_About this task_
Determine how many lines in the entries below include the word "Hôtel", and reply with that number alone.

--- Recorded data Enclosed Below ---

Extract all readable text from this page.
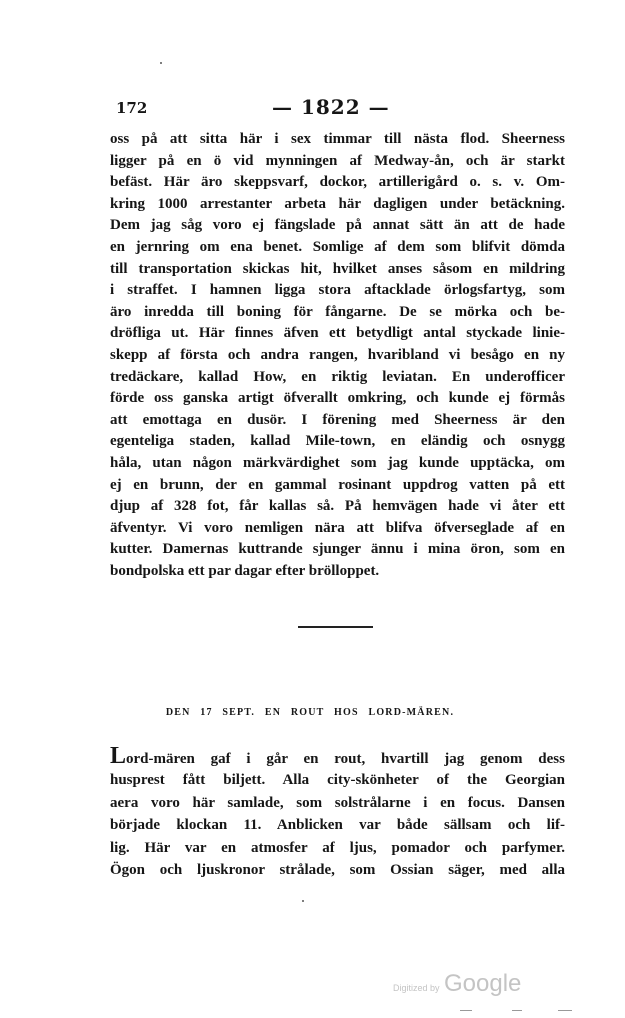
172	— 1822 —
oss på att sitta här i sex timmar till nästa flod. Sheerness
ligger på en ö vid mynningen af Medway-ån, och är starkt
befäst. Här äro skeppsvarf, dockor, artillerigård o. s. v. Om-
kring 1000 arrestanter arbeta här dagligen under betäckning.
Dem jag såg voro ej fängslade på annat sätt än att de hade
en jernring om ena benet. Somlige af dem som blifvit dömda
till transportation skickas hit, hvilket anses såsom en mildring
i straffet. I hamnen ligga stora aftacklade örlogsfartyg, som
äro inredda till boning för fångarne. De se mörka och be-
dröfliga ut. Här finnes äfven ett betydligt antal styckade linie-
skepp af första och andra rangen, hvaribland vi besågo en ny
tredäckare, kallad How, en riktig leviatan. En underofficer
förde oss ganska artigt öfverallt omkring, och kunde ej förmås
att emottaga en dusör. I förening med Sheerness är den
egenteliga staden, kallad Mile-town, en eländig och osnygg
håla, utan någon märkvärdighet som jag kunde upptäcka, om
ej en brunn, der en gammal rosinant uppdrog vatten på ett
djup af 328 fot, får kallas så. På hemvägen hade vi åter ett
äfventyr. Vi voro nemligen nära att blifva öfverseglade af en
kutter. Damernas kuttrande sjunger ännu i mina öron, som en
bondpolska ett par dagar efter brölloppet.
DEN 17 SEPT. EN ROUT HOS LORD-MÄREN.
Lord-mären gaf i går en rout, hvartill jag genom dess
husprest fått biljett. Alla city-skönheter of the Georgian
aera voro här samlade, som solstrålarne i en focus. Dansen
började klockan 11. Anblicken var både sällsam och lif-
lig. Här var en atmosfer af ljus, pomador och parfymer.
Ögon och ljuskronor strålade, som Ossian säger, med alla
Digitized by Google
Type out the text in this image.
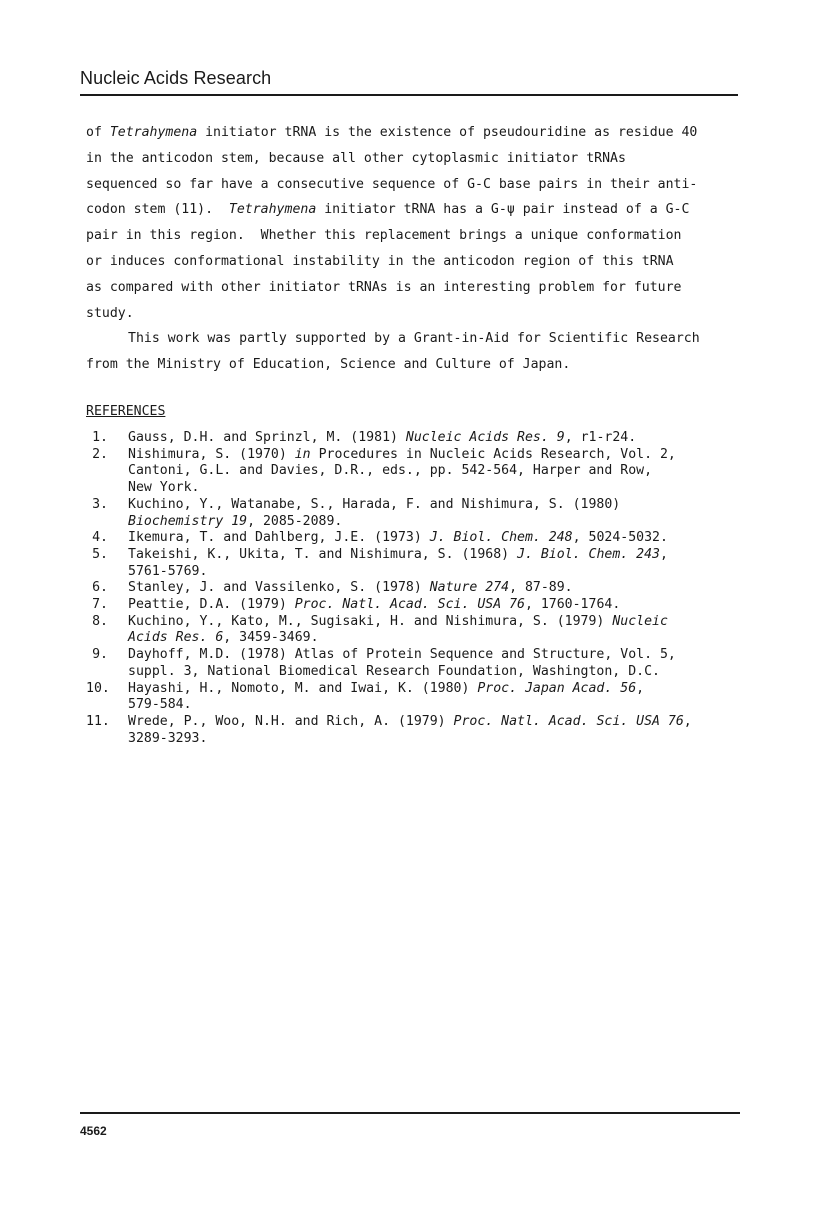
Nucleic Acids Research

of Tetrahymena initiator tRNA is the existence of pseudouridine as residue 40

in the anticodon stem, because all other cytoplasmic initiator tRNAs

sequenced so far have a consecutive sequence of G-C base pairs in their anti-

codon stem (11).  Tetrahymena initiator tRNA has a G-ψ pair instead of a G-C

pair in this region.  Whether this replacement brings a unique conformation

or induces conformational instability in the anticodon region of this tRNA

as compared with other initiator tRNAs is an interesting problem for future

study.

This work was partly supported by a Grant-in-Aid for Scientific Research

from the Ministry of Education, Science and Culture of Japan.

REFERENCES
1. Gauss, D.H. and Sprinzl, M. (1981) Nucleic Acids Res. 9, r1-r24.
2. Nishimura, S. (1970) in Procedures in Nucleic Acids Research, Vol. 2,
Cantoni, G.L. and Davies, D.R., eds., pp. 542-564, Harper and Row,
New York.
3. Kuchino, Y., Watanabe, S., Harada, F. and Nishimura, S. (1980)
Biochemistry 19, 2085-2089.
4. Ikemura, T. and Dahlberg, J.E. (1973) J. Biol. Chem. 248, 5024-5032.
5. Takeishi, K., Ukita, T. and Nishimura, S. (1968) J. Biol. Chem. 243,
5761-5769.
6. Stanley, J. and Vassilenko, S. (1978) Nature 274, 87-89.
7. Peattie, D.A. (1979) Proc. Natl. Acad. Sci. USA 76, 1760-1764.
8. Kuchino, Y., Kato, M., Sugisaki, H. and Nishimura, S. (1979) Nucleic
Acids Res. 6, 3459-3469.
9. Dayhoff, M.D. (1978) Atlas of Protein Sequence and Structure, Vol. 5,
suppl. 3, National Biomedical Research Foundation, Washington, D.C.
10. Hayashi, H., Nomoto, M. and Iwai, K. (1980) Proc. Japan Acad. 56,
579-584.
11. Wrede, P., Woo, N.H. and Rich, A. (1979) Proc. Natl. Acad. Sci. USA 76,
3289-3293.
4562
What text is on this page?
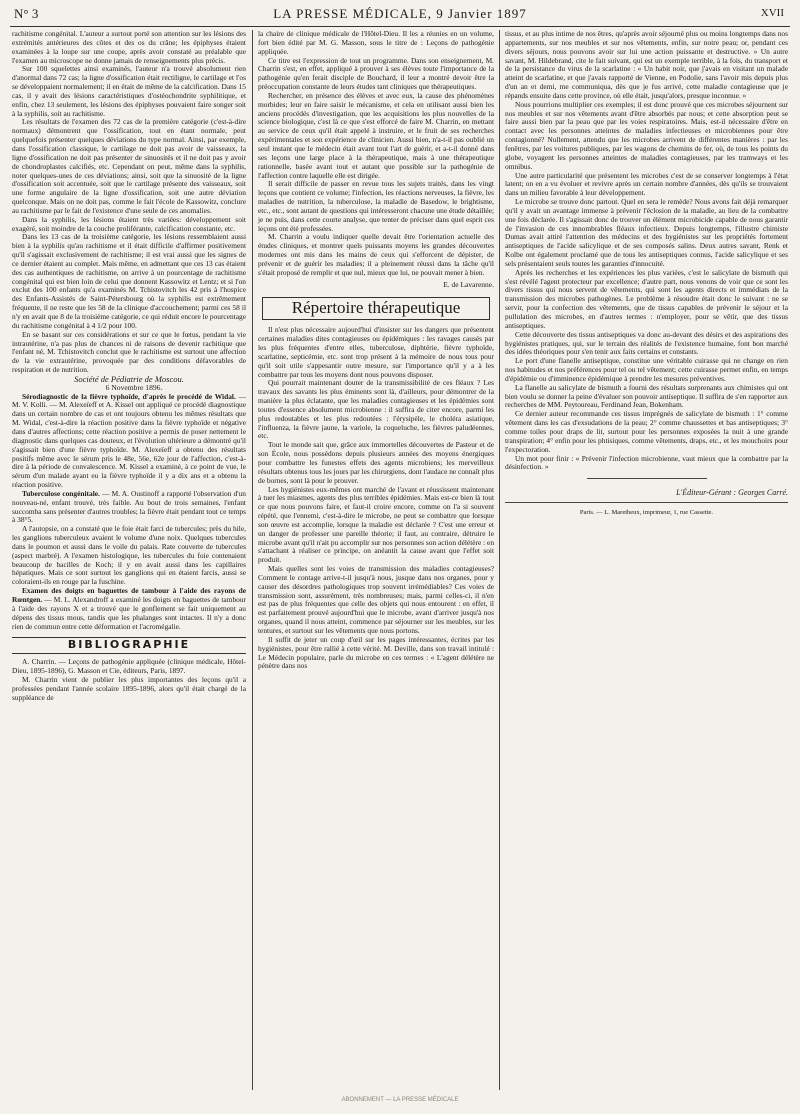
N° 3	LA PRESSE MÉDICALE, 9 Janvier 1897	XVII

rachitisme congénital. L'auteur a surtout porté son attention sur les lésions des extrémités antérieures des côtes et des os du crâne; les épiphyses étaient examinées à la loupe sur une coupe, après avoir constaté au préalable que l'examen au microscope ne donne jamais de renseignements plus précis.

Sur 100 squelettes ainsi examinés, l'auteur n'a trouvé absolument rien d'anormal dans 72 cas; la ligne d'ossification était rectiligne, le cartilage et l'os se développaient normalement; il en était de même de la calcification. Dans 15 cas, il y avait des lésions caractéristiques d'ostéochondrite syphilitique, et enfin, chez 13 seulement, les lésions des épiphyses pouvaient faire songer soit à la syphilis, soit au rachitisme.

Les résultats de l'examen des 72 cas de la première catégorie (c'est-à-dire normaux) démontrent que l'ossification, tout en étant normale, peut quelquefois présenter quelques déviations du type normal. Ainsi, par exemple, dans l'ossification classique, le cartilage ne doit pas avoir de vaisseaux, la ligne d'ossification ne doit pas présenter de sinuosités et il ne doit pas y avoir de chondroplastes calcifiés, etc. Cependant on peut, même dans la syphilis, noter quelques-unes de ces déviations; ainsi, soit que la sinuosité de la ligne d'ossification soit accentuée, soit que le cartilage présente des vaisseaux, soit une forme angulaire de la ligne d'ossification, soit une autre déviation quelconque. Mais on ne doit pas, comme le fait l'école de Kassowitz, conclure au rachitisme par le fait de l'existence d'une seule de ces anomalies.

Dans la syphilis, les lésions étaient très variées: développement soit exagéré, soit moindre de la couche proliférante, calcification constante, etc.

Dans les 13 cas de la troisième catégorie, les lésions ressemblaient aussi bien à la syphilis qu'au rachitisme et il était difficile d'affirmer positivement qu'il s'agissait exclusivement de rachitisme; il est vrai aussi que les signes de ce dernier étaient au complet. Mais même, en admettant que ces 13 cas étaient des cas authentiques de rachitisme, on arrive à un pourcentage de rachitisme congénital qui est bien loin de celui que donnent Kassowitz et Lentz; et si l'on exclut des 100 enfants qu'a examinés M. Tchistovitch les 42 pris à l'hospice des Enfants-Assistés de Saint-Pétersbourg où la syphilis est extrêmement fréquente, il ne reste que les 58 de la clinique d'accouchement; parmi ces 58 il n'y en avait que 8 de la troisième catégorie, ce qui réduit encore le pourcentage du rachitisme congénital à 4 1/2 pour 100.

En se basant sur ces considérations et sur ce que le fœtus, pendant la vie intrautérine, n'a pas plus de chances ni de raisons de devenir rachitique que l'enfant né, M. Tchistovitch conclut que le rachitisme est surtout une affection de la vie extrautérine, provoquée par des conditions défavorables de respiration et de nutrition.

Société de Pédiatrie de Moscou.

6 Novembre 1896.

Sérodiagnostic de la fièvre typhoïde, d'après le procédé de Widal. — M. V. Kolli. — M. Alexeïeff et A. Kissel ont appliqué ce procédé diagnostique dans un certain nombre de cas et ont toujours obtenu les mêmes résultats que M. Widal, c'est-à-dire la réaction positive dans la fièvre typhoïde et négative dans d'autres affections; cette réaction positive a permis de poser nettement le diagnostic dans quelques cas douteux, et l'évolution ultérieure a démontré qu'il s'agissait bien d'une fièvre typhoïde. M. Alexeïeff a obtenu des résultats positifs même avec le sérum pris le 48e, 56e, 62e jour de l'affection, c'est-à-dire à la période de convalescence. M. Kissel a examiné, à ce point de vue, le sérum d'un malade ayant eu la fièvre typhoïde il y a dix ans et a obtenu la réaction positive.

Tuberculose congénitale. — M. A. Oustinoff a rapporté l'observation d'un nouveau-né, enfant trouvé, très faible. Au bout de trois semaines, l'enfant succomba sans présenter d'autres troubles; la fièvre était pendant tout ce temps à 38°5.

A l'autopsie, on a constaté que le foie était farci de tubercules; près du hile, les ganglions tuberculeux avaient le volume d'une noix. Quelques tubercules dans le poumon et aussi dans le voile du palais. Rate couverte de tubercules (aspect marbré). A l'examen histologique, les tubercules du foie contenaient beaucoup de bacilles de Koch; il y en avait aussi dans les capillaires hépatiques. Mais ce sont surtout les ganglions qui en étaient farcis, aussi se coloraient-ils en rouge par la fuschine.

Examen des doigts en baguettes de tambour à l'aide des rayons de Rœntgen. — M. L. Alexandroff a examiné les doigts en baguettes de tambour à l'aide des rayons X et a trouvé que le gonflement se fait uniquement au dépens des tissus mous, tandis que les phalanges sont intactes. Il n'y a donc rien de commun entre cette déformation et l'acromégalie.

BIBLIOGRAPHIE

A. Charrin. — Leçons de pathogénie appliquée (clinique médicale, Hôtel-Dieu, 1895-1896), G. Masson et Cie, éditeurs, Paris, 1897.

M. Charrin vient de publier les plus importantes des leçons qu'il a professées pendant l'année scolaire 1895-1896, alors qu'il était chargé de la suppléance de

la chaire de clinique médicale de l'Hôtel-Dieu. Il les a réunies en un volume, fort bien édité par M. G. Masson, sous le titre de : Leçons de pathogénie appliquée.

Ce titre est l'expression de tout un programme. Dans son enseignement, M. Charrin s'est, en effet, appliqué à prouver à ses élèves toute l'importance de la pathogénie qu'en ferait disciple de Bouchard, il leur a montré devoir être la préoccupation constante de leurs études tant cliniques que thérapeutiques.

Rechercher, en présence des élèves et avec eux, la cause des phénomènes morbides; leur en faire saisir le mécanisme, et cela en utilisant aussi bien les anciens procédés d'investigation, que les acquisitions les plus nouvelles de la science biologique, c'est là ce que s'est efforcé de faire M. Charrin, en mettant au service de ceux qu'il était appelé à instruire, et le fruit de ses recherches expérimentales et son expérience de clinicien. Aussi bien, n'a-t-il pas oublié un seul instant que le médecin était avant tout l'art de guérir, et a-t-il donné dans ses leçons une large place à la thérapeutique, mais à une thérapeutique rationnelle, basée avant tout et autant que possible sur la pathogénie de l'affection contre laquelle elle est dirigée.

Il serait difficile de passer en revue tous les sujets traités, dans les vingt leçons que contient ce volume; l'infection, les réactions nerveuses, la fièvre, les maladies de nutrition, la tuberculose, la maladie de Basedow, le brightisme, etc., etc., sont autant de questions qui intéresseront chacune une étude détaillée; je ne puis, dans cette courte analyse, que tenter de préciser dans quel esprit ces leçons ont été professées.

M. Charrin a voulu indiquer quelle devait être l'orientation actuelle des études cliniques, et montrer quels puissants moyens les grandes découvertes modernes ont mis dans les mains de ceux qui s'efforcent de dépister, de prévenir et de guérir les maladies; il a pleinement réussi dans la tâche qu'il s'était proposé de remplir et que nul, mieux que lui, ne pouvait mener à bien.

E. de Lavarenne.
Répertoire thérapeutique

Il n'est plus nécessaire aujourd'hui d'insister sur les dangers que présentent certaines maladies dites contagieuses ou épidémiques : les ravages causés par les plus fréquentes d'entre elles, tuberculose, diphtérie, fièvre typhoïde, scarlatine, septicémie, etc. sont trop présent à la mémoire de nous tous pour qu'il soit utile s'appesantir outre mesure, sur l'importance qu'il y a à les combattre par tous les moyens dont nous pouvons disposer.

Qui pourrait maintenant douter de la transmissibilité de ces fléaux ? Les travaux des savants les plus éminents sont là, d'ailleurs, pour démontrer de la manière la plus éclatante, que les maladies contagieuses et les épidémies sont toutes d'essence absolument microbienne : il suffira de citer encore, parmi les plus redoutables et les plus redoutées : l'érysipèle, le choléra asiatique, l'influenza, la fièvre jaune, la variole, la coqueluche, les fièvres paludéennes, etc.

Tout le monde sait que, grâce aux immortelles découvertes de Pasteur et de son École, nous possédons depuis plusieurs années des moyens énergiques pour combattre les funestes effets des agents microbiens; les merveilleux résultats obtenus tous les jours par les chirurgiens, dont l'audace ne connaît plus de bornes, sont là pour le prouver.

Les hygiénistes eux-mêmes ont marché de l'avant et réussissent maintenant à tuer les miasmes, agents des plus terribles épidémies. Mais est-ce bien là tout ce que nous pouvons faire, et faut-il croire encore, comme on l'a si souvent répété, que l'ennemi, c'est-à-dire le microbe, ne peut se combattre que lorsque son œuvre est accomplie, lorsque la maladie est déclarée ? C'est une erreur et un danger de professer une pareille théorie; il faut, au contraire, détruire le microbe avant qu'il n'ait pu accomplir sur nos personnes son action délétère : en s'attachant à réaliser ce principe, on anéantit la cause avant que l'effet soit produit.

Mais quelles sont les voies de transmission des maladies contagieuses? Comment le contage arrive-t-il jusqu'à nous, jusque dans nos organes, pour y causer des désordres pathologiques trop souvent irrémédiables? Ces voies de transmission sont, assurément, très nombreuses; mais, parmi celles-ci, il n'en est pas de plus fréquentes que celle des objets qui nous entourent : en effet, il est parfaitement prouvé aujourd'hui que le microbe, avant d'arriver jusqu'à nos organes, quand il nous atteint, commence par séjourner sur les meubles, sur les tentures, et surtout sur les vêtements que nous portons.

Il suffit de jeter un coup d'œil sur les pages intéressantes, écrites par les hygiénistes, pour être rallié à cette vérité. M. Deville, dans son travail intitulé : Le Médecin populaire, parle du microbe en ces termes : « L'agent délétère ne pénètre dans nos

tissus, et au plus intime de nos êtres, qu'après avoir séjourné plus ou moins longtemps dans nos appartements, sur nos meubles et sur nos vêtements, enfin, sur notre peau; or, pendant ces divers séjours, nous pouvons avoir sur lui une action puissante et destructive. » Un autre savant, M. Hildebrand, cite le fait suivant, qui est un exemple terrible, à la fois, du transport et de la persistance du virus de la scarlatine : « Un habit noir, que j'avais en visitant un malade atteint de scarlatine, et que j'avais rapporté de Vienne, en Podolie, sans l'avoir mis depuis plus d'un an et demi, me communiqua, dès que je fus arrivé, cette maladie contagieuse que je répands ensuite dans cette province, où elle était, jusqu'alors, presque inconnue. »

Nous pourrions multiplier ces exemples; il est donc prouvé que ces microbes séjournent sur nos meubles et sur nos vêtements avant d'être absorbés par nous; et cette absorption peut se faire aussi bien par la peau que par les voies respiratoires. Mais, est-il nécessaire d'être en contact avec les personnes atteintes de maladies infectieuses et microbiennes pour être contagionné? Nullement, attendu que les microbes arrivent de différentes manières : par les fenêtres, par les voitures publiques, par les wagons de chemins de fer, où, de tous les points du globe, voyagent les personnes atteintes de maladies contagieuses, par les tramways et les omnibus.

Une autre particularité que présentent les microbes c'est de se conserver longtemps à l'état latent; on en a vu évoluer et revivre après un certain nombre d'années, dès qu'ils se trouvaient dans un milieu favorable à leur développement.

Le microbe se trouve donc partout. Quel en sera le remède? Nous avons fait déjà remarquer qu'il y avait un avantage immense à prévenir l'éclosion de la maladie, au lieu de la combattre une fois déclarée. Il s'agissait donc de trouver un élément microbicide capable de nous garantir de l'invasion de ces innombrables fléaux infectieux. Depuis longtemps, l'illustre chimiste Dumas avait attiré l'attention des médecins et des hygiénistes sur les propriétés fortement antiseptiques de l'acide salicylique et de ses composés salins. Deux autres savant, Renk et Kolbe ont également proclamé que de tous les antiseptiques connus, l'acide salicylique et ses sels présentaient seuls toutes les garanties d'innocuité.

Après les recherches et les expériences les plus variées, c'est le salicylate de bismuth qui s'est révélé l'agent protecteur par excellence; d'autre part, nous venons de voir que ce sont les divers tissus qui nous servent de vêtements, qui sont les agents directs et immédiats de la transmission des microbes pathogènes. Le problème à résoudre était donc le suivant : ne se servir, pour la confection des vêtements, que de tissus capables de prévenir le séjour et la pullulation des microbes, en d'autres termes : n'employer, pour se vêtir, que des tissus antiseptiques.

Cette découverte des tissus antiseptiques va donc au-devant des désirs et des aspirations des hygiénistes pratiques, qui, sur le terrain des réalités de l'existence humaine, font bon marché des idées théoriques pour s'en tenir aux faits certains et constants.

Le port d'une flanelle antiseptique, constitue une véritable cuirasse qui ne change en rien nos habitudes et nos préférences pour tel ou tel vêtement; cette cuirasse permet enfin, en temps d'épidémie ou d'imminence épidémique à prendre les mesures préventives.

La flanelle au salicylate de bismuth a fourni des résultats surprenants aux chimistes qui ont bien voulu se donner la peine d'évaluer son pouvoir antiseptique. Il suffira de s'en rapporter aux recherches de MM. Peytoureau, Ferdinand Jean, Bokenham.

Ce dernier auteur recommande ces tissus imprégnés de salicylate de bismuth : 1° comme vêtement dans les cas d'exsudations de la peau; 2° comme chaussettes et bas antiseptiques; 3° comme toiles pour draps de lit, surtout pour les personnes exposées la nuit à une grande transpiration; 4° enfin pour les phtisiques, comme vêtements, draps, etc., et les mouchoirs pour l'expectoration.

Un mot pour finir : « Prévenir l'infection microbienne, vaut mieux que la combattre par la désinfection. »

L'Éditeur-Gérant : Georges Carré.
Paris. — L. Maretheux, imprimeur, 1, rue Cassette.
ABONNEMENT — LA PRESSE MÉDICALE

--- End of Enclosed Recorded data ---

_Exercise answer_
2